-- START --

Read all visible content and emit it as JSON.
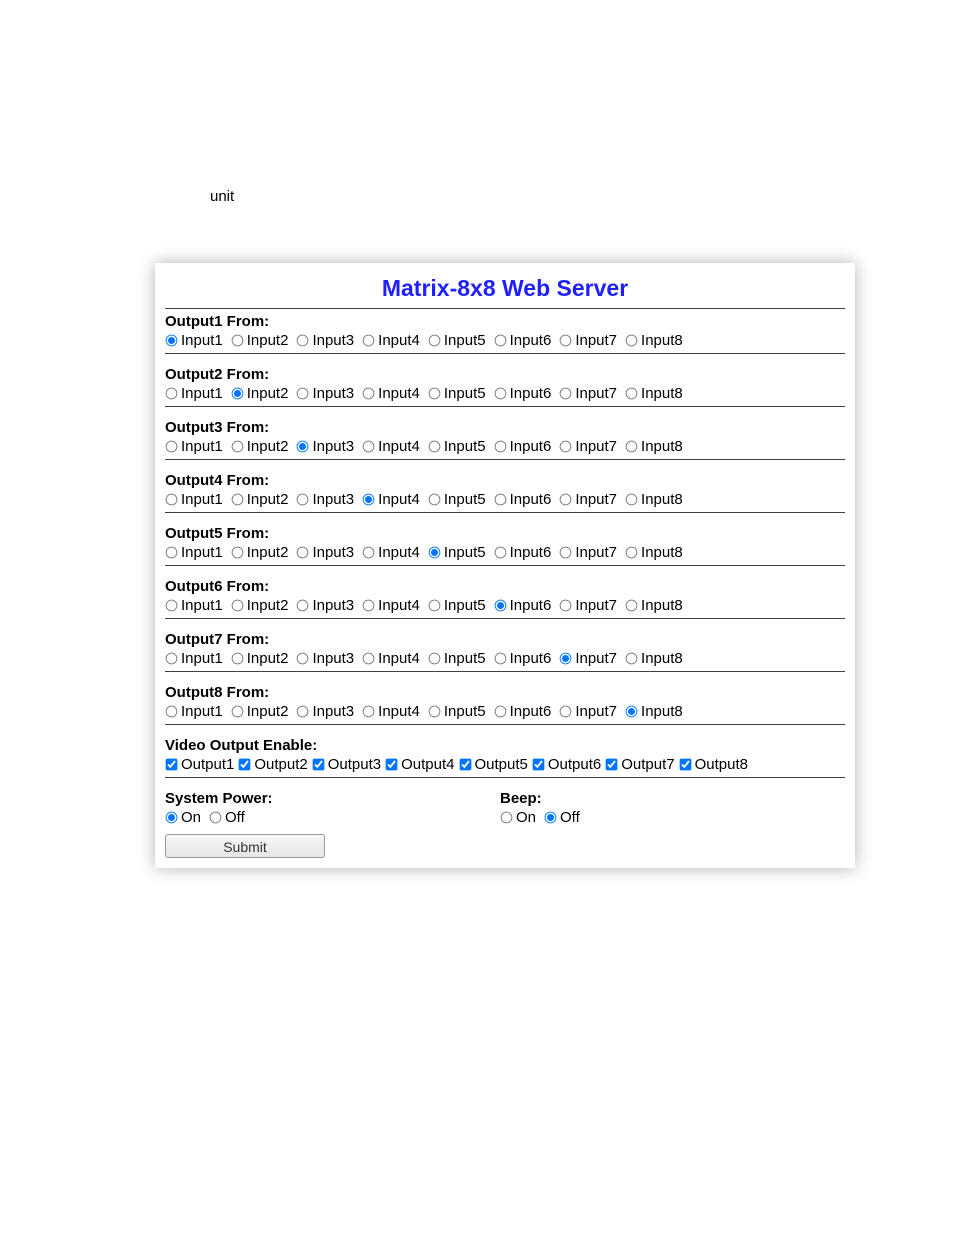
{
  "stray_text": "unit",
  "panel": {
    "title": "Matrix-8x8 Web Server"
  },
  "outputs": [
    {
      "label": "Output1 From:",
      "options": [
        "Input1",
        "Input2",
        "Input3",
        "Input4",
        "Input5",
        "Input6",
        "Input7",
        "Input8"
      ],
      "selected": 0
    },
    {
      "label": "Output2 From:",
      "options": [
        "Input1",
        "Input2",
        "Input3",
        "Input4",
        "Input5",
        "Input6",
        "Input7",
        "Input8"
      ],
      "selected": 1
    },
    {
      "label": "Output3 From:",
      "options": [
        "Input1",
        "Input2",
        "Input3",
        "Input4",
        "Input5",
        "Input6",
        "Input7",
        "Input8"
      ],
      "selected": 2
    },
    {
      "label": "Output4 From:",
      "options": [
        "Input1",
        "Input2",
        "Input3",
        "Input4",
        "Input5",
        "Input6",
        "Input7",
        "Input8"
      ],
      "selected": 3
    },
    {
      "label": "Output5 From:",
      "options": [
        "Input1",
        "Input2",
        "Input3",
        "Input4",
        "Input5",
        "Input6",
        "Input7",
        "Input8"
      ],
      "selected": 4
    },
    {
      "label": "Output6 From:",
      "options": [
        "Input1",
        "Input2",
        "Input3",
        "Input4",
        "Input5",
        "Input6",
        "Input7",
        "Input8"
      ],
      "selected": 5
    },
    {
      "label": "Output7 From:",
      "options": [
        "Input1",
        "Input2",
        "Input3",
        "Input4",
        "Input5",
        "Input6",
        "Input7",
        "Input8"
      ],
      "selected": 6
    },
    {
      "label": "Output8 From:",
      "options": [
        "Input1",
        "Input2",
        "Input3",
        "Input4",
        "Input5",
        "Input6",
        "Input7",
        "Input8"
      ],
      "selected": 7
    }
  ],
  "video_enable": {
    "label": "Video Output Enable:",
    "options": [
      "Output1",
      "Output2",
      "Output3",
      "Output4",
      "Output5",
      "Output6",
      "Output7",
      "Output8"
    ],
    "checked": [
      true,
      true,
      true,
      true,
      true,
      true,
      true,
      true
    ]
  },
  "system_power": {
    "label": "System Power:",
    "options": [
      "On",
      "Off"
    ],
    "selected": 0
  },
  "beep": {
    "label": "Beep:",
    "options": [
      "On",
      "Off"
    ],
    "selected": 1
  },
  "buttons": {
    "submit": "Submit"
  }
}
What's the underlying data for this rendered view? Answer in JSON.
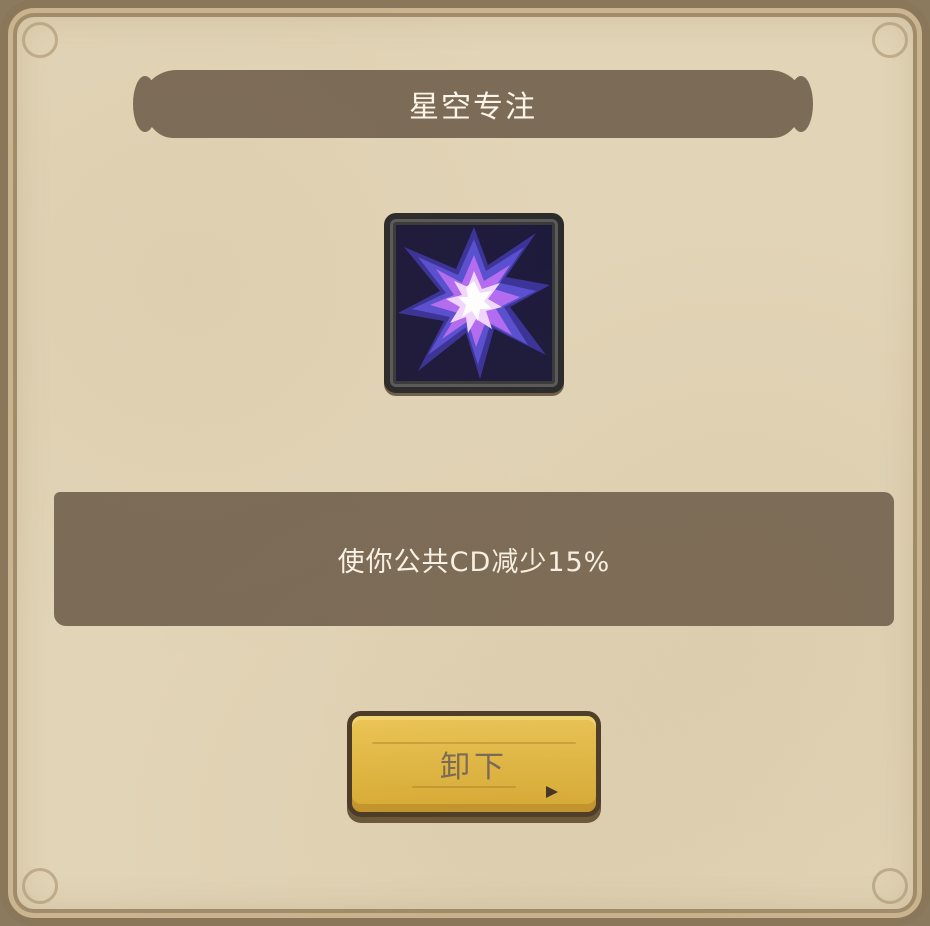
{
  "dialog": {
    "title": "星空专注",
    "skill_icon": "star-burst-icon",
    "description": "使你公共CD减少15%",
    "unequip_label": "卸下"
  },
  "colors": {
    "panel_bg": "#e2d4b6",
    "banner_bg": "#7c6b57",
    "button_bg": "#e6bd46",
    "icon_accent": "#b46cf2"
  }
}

-- END --

> _Work to do_
For each line of the entries that includes "JSON", show that line.

> _Response below_
Read all visible content and emit it as JSON.
What's the underlying data for this rendered view? Answer in JSON.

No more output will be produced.